YOUR TASK.
Check every line of the entries for "this", and copy the lines that hold it.

Records from a collection.
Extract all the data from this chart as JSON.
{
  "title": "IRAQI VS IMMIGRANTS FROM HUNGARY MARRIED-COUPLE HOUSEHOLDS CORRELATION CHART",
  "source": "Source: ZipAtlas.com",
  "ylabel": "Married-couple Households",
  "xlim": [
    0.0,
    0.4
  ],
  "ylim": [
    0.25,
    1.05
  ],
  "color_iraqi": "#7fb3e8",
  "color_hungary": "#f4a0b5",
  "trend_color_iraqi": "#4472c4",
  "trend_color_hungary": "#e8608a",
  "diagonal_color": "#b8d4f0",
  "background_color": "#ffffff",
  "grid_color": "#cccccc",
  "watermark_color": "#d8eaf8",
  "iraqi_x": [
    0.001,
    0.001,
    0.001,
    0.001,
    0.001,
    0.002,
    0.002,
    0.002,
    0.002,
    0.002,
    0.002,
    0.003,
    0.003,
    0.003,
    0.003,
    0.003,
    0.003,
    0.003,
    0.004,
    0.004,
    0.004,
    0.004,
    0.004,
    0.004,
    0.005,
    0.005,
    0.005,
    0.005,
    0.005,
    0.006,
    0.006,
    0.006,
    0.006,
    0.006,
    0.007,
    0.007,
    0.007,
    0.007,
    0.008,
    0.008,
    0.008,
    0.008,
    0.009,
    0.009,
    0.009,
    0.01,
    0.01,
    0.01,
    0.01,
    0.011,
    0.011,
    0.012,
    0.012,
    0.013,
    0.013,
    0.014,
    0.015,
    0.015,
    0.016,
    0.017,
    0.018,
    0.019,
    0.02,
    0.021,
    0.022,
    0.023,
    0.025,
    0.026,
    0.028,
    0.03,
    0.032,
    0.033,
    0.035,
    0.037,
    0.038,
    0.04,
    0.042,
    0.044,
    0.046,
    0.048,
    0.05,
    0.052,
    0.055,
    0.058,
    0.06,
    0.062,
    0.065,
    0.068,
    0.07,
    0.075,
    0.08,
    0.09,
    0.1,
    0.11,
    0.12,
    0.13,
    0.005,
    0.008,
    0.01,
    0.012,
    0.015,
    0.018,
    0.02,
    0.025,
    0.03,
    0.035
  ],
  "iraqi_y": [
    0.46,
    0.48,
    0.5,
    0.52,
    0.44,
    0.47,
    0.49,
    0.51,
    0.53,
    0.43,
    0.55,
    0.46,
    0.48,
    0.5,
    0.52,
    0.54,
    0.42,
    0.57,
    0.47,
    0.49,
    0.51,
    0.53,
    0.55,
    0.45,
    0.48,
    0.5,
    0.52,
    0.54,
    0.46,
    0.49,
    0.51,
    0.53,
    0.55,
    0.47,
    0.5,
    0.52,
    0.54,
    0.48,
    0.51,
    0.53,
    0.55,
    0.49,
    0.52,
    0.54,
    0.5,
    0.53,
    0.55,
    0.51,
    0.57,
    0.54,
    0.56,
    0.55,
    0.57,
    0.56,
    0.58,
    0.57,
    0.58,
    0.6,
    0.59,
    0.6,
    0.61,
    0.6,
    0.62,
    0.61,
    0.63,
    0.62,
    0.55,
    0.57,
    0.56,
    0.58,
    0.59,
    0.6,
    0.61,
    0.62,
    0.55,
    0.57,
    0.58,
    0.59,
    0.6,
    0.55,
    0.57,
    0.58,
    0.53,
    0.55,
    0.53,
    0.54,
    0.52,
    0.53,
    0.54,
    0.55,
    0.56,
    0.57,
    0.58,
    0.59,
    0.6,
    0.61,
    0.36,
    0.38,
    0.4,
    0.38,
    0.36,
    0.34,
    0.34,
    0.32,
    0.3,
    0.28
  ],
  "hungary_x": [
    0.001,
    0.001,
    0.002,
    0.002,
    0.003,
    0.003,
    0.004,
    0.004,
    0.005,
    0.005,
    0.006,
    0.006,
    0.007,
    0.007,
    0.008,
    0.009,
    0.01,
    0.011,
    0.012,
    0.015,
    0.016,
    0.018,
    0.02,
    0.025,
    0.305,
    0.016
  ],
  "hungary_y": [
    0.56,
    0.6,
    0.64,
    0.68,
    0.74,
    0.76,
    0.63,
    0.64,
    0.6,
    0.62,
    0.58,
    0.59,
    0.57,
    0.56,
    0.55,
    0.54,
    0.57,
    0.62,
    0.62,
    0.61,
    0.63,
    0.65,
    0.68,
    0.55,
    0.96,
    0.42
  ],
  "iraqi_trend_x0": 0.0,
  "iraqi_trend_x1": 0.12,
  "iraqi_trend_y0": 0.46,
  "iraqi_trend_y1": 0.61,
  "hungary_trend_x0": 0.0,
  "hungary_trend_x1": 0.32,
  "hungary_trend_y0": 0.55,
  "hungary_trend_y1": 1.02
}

==

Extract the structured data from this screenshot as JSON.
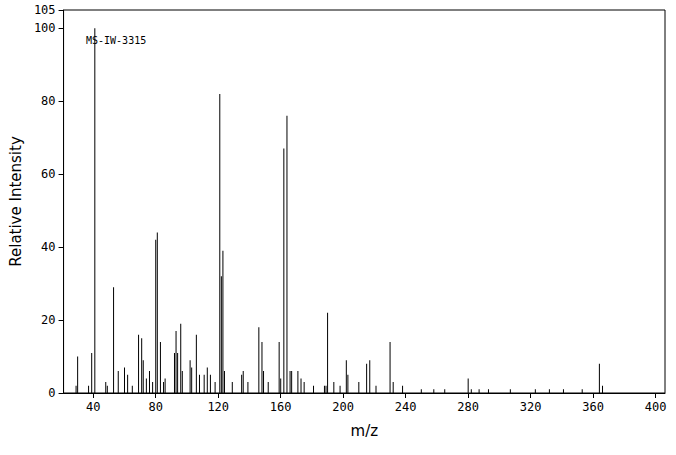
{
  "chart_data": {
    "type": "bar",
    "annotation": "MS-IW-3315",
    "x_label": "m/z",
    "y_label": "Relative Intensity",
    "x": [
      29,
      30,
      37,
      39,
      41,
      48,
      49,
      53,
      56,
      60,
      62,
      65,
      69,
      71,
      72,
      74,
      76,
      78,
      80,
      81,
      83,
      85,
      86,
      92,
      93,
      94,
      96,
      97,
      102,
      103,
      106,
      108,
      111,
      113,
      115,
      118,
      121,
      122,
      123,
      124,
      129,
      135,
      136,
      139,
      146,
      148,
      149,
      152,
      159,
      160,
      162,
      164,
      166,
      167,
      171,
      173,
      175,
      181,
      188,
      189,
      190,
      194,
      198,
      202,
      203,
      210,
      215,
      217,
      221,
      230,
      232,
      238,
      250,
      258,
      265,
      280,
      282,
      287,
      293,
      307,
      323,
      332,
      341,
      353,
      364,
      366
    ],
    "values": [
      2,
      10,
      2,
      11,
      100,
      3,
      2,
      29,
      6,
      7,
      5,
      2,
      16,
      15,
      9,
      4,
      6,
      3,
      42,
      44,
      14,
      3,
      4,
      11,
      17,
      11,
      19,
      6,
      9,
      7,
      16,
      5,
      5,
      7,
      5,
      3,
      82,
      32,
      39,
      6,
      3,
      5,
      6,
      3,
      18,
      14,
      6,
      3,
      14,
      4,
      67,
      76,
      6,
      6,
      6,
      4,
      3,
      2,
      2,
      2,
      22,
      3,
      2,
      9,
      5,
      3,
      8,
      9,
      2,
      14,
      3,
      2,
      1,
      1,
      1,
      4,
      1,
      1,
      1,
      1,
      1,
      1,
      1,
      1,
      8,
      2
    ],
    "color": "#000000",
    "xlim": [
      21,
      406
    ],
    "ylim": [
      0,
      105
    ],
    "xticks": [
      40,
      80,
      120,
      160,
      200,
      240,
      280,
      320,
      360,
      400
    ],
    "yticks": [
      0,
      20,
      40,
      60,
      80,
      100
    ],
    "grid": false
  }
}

FINISHED EXERCISE.
Extract all the data from this chart as JSON.
Extract the structured data from this screenshot as JSON.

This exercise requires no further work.